Exercise task: Exclude the pictures; give every entry again exactly as written.

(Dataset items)
========
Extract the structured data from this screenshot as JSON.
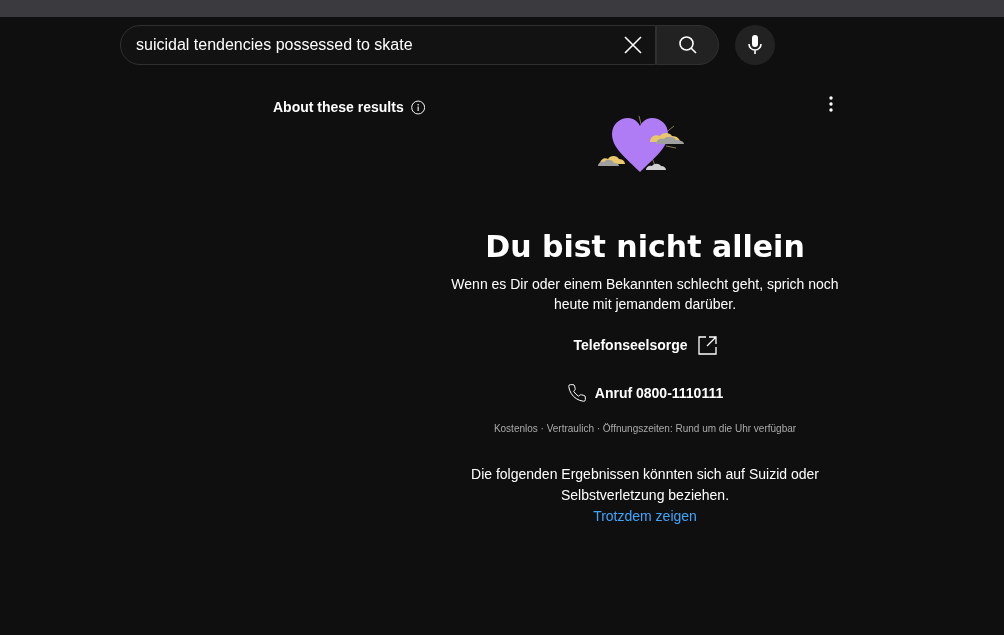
{
  "search": {
    "value": "suicidal tendencies possessed to skate"
  },
  "about": {
    "label": "About these results"
  },
  "panel": {
    "title": "Du bist nicht allein",
    "message": "Wenn es Dir oder einem Bekannten schlecht geht, sprich noch heute mit jemandem darüber.",
    "link": "Telefonseelsorge",
    "call": "Anruf 0800-1110111",
    "details": "Kostenlos · Vertraulich · Öffnungszeiten: Rund um die Uhr verfügbar",
    "warning": "Die folgenden Ergebnissen könnten sich auf Suizid oder Selbstverletzung beziehen.",
    "show_anyway": "Trotzdem zeigen"
  }
}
========
Response for this exercise:
Extract the structured data from this screenshot as JSON.
{
  "search": {
    "value": "suicidal tendencies possessed to skate"
  },
  "about": {
    "label": "About these results"
  },
  "panel": {
    "title": "Du bist nicht allein",
    "message": "Wenn es Dir oder einem Bekannten schlecht geht, sprich noch heute mit jemandem darüber.",
    "link": "Telefonseelsorge",
    "call": "Anruf 0800-1110111",
    "details": "Kostenlos · Vertraulich · Öffnungszeiten: Rund um die Uhr verfügbar",
    "warning": "Die folgenden Ergebnissen könnten sich auf Suizid oder Selbstverletzung beziehen.",
    "show_anyway": "Trotzdem zeigen"
  }
}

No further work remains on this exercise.